Retype the whole listing below, character for character.

◆ ◆ ◆ ◆ ◆ ◆ ◆

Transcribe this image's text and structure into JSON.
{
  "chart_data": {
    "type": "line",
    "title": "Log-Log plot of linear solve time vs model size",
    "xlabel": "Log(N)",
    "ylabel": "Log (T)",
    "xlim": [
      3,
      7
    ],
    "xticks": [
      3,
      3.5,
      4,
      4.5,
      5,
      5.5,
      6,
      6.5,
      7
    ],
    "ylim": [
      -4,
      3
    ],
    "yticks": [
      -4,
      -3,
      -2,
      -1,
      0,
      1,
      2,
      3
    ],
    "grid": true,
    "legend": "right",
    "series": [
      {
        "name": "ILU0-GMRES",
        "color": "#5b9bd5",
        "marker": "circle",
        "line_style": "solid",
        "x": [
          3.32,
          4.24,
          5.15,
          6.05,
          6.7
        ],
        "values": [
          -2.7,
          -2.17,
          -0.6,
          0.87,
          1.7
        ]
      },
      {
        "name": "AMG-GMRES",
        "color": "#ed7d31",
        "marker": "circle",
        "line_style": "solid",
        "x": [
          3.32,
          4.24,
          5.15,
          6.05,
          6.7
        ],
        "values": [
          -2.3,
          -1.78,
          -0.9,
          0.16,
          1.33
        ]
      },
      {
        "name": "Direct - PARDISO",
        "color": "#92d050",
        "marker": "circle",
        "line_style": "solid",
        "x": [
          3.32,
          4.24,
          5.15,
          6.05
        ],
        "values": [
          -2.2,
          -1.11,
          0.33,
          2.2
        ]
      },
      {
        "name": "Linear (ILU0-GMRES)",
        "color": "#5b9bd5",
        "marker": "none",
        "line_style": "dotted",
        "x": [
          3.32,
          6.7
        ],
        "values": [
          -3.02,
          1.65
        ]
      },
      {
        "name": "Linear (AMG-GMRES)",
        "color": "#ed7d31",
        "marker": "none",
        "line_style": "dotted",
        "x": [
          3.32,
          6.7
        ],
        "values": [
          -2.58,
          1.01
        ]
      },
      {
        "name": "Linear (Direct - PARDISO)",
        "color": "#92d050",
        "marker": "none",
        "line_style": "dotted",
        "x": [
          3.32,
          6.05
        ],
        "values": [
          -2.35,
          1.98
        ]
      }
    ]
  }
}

◆ ◆ ◆ ◆ ◆ ◆ ◆

**REPLY**
Transcribe this image's text and structure into JSON.
{
  "chart_data": {
    "type": "line",
    "title": "Log-Log plot of linear solve time vs model size",
    "xlabel": "Log(N)",
    "ylabel": "Log (T)",
    "xlim": [
      3,
      7
    ],
    "xticks": [
      3,
      3.5,
      4,
      4.5,
      5,
      5.5,
      6,
      6.5,
      7
    ],
    "ylim": [
      -4,
      3
    ],
    "yticks": [
      -4,
      -3,
      -2,
      -1,
      0,
      1,
      2,
      3
    ],
    "grid": true,
    "legend": "right",
    "series": [
      {
        "name": "ILU0-GMRES",
        "color": "#5b9bd5",
        "marker": "circle",
        "line_style": "solid",
        "x": [
          3.32,
          4.24,
          5.15,
          6.05,
          6.7
        ],
        "values": [
          -2.7,
          -2.17,
          -0.6,
          0.87,
          1.7
        ]
      },
      {
        "name": "AMG-GMRES",
        "color": "#ed7d31",
        "marker": "circle",
        "line_style": "solid",
        "x": [
          3.32,
          4.24,
          5.15,
          6.05,
          6.7
        ],
        "values": [
          -2.3,
          -1.78,
          -0.9,
          0.16,
          1.33
        ]
      },
      {
        "name": "Direct - PARDISO",
        "color": "#92d050",
        "marker": "circle",
        "line_style": "solid",
        "x": [
          3.32,
          4.24,
          5.15,
          6.05
        ],
        "values": [
          -2.2,
          -1.11,
          0.33,
          2.2
        ]
      },
      {
        "name": "Linear (ILU0-GMRES)",
        "color": "#5b9bd5",
        "marker": "none",
        "line_style": "dotted",
        "x": [
          3.32,
          6.7
        ],
        "values": [
          -3.02,
          1.65
        ]
      },
      {
        "name": "Linear (AMG-GMRES)",
        "color": "#ed7d31",
        "marker": "none",
        "line_style": "dotted",
        "x": [
          3.32,
          6.7
        ],
        "values": [
          -2.58,
          1.01
        ]
      },
      {
        "name": "Linear (Direct - PARDISO)",
        "color": "#92d050",
        "marker": "none",
        "line_style": "dotted",
        "x": [
          3.32,
          6.05
        ],
        "values": [
          -2.35,
          1.98
        ]
      }
    ]
  }
}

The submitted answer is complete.